◆ To be done: Show all lines from the listing below that contain "BUST".

◆ Data entries:

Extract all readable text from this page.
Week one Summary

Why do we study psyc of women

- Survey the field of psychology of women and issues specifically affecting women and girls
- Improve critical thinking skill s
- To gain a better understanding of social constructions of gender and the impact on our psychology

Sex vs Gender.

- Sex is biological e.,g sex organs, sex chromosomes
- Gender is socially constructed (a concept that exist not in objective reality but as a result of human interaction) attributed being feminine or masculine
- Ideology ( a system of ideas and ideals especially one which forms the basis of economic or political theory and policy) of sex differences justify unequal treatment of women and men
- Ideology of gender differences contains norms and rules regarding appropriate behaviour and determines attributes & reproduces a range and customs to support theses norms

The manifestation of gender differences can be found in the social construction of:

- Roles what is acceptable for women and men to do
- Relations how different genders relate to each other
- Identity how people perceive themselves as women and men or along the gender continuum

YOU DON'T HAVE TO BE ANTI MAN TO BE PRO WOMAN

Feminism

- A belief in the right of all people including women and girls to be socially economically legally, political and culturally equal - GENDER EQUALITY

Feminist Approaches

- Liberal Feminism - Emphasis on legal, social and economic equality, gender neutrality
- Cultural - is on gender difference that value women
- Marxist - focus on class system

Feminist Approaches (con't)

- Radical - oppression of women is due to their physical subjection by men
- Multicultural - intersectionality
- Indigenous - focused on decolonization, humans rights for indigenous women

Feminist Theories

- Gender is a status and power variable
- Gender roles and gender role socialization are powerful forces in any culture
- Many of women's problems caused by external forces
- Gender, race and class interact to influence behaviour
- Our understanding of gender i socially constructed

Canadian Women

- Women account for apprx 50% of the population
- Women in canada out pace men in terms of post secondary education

---

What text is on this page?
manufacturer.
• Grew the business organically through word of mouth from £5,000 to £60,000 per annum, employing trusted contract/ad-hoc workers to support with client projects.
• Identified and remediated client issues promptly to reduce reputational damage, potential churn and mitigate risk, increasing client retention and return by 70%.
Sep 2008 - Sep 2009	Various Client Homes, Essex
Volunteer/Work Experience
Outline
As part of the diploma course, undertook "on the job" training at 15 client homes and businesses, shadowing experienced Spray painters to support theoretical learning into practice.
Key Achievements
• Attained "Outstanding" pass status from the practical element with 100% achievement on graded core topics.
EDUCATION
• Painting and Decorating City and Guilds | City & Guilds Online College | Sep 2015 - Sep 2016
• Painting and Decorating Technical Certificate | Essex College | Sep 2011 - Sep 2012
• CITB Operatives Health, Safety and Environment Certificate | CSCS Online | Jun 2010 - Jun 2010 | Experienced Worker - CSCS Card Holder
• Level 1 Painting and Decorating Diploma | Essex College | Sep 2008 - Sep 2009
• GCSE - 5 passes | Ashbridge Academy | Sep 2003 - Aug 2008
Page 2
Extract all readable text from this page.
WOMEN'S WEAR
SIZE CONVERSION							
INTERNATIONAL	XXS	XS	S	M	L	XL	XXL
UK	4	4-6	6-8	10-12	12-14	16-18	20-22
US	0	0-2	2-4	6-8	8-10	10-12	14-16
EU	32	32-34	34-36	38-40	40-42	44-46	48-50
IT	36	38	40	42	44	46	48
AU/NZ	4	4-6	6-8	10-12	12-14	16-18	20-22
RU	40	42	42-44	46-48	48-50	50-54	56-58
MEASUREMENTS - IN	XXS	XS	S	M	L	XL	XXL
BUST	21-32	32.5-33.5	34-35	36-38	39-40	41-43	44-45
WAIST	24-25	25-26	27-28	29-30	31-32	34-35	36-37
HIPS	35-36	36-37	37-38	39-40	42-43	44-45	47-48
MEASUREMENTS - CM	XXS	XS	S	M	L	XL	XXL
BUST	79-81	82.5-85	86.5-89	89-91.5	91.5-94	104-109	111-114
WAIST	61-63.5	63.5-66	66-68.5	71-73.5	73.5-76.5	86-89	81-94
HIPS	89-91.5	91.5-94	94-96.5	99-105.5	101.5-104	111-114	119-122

◆ Output:
BUST	21-32	32.5-33.5	34-35	36-38	39-40	41-43	44-45
BUST	79-81	82.5-85	86.5-89	89-91.5	91.5-94	104-109	111-114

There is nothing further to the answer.